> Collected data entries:
▼
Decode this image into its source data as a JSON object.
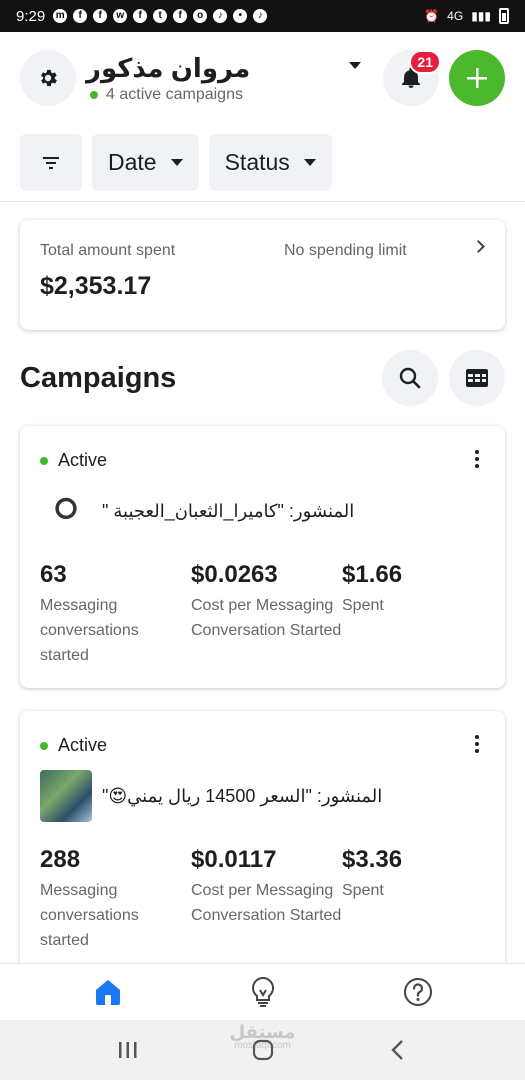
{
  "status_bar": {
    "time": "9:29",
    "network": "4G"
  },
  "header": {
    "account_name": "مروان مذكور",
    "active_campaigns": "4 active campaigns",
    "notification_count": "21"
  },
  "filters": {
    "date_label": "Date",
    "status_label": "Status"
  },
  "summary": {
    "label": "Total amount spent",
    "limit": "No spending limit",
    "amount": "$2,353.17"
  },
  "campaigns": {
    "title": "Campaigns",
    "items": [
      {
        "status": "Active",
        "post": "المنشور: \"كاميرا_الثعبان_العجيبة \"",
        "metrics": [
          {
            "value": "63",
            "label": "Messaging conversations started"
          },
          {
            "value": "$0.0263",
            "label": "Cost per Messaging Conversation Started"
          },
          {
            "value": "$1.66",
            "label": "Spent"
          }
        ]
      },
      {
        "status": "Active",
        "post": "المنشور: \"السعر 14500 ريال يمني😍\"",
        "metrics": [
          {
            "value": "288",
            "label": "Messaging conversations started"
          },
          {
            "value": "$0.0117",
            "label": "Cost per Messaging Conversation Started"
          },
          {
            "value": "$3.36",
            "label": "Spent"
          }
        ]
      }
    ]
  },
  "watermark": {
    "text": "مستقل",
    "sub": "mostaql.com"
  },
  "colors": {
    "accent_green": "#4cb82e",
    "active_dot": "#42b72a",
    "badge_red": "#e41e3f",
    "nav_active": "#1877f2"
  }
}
▲
> What is being asked: Identify and list each line with the word "value".

> Finished answer:
            "value": "63",
            "value": "$0.0263",
            "value": "$1.66",
            "value": "288",
            "value": "$0.0117",
            "value": "$3.36",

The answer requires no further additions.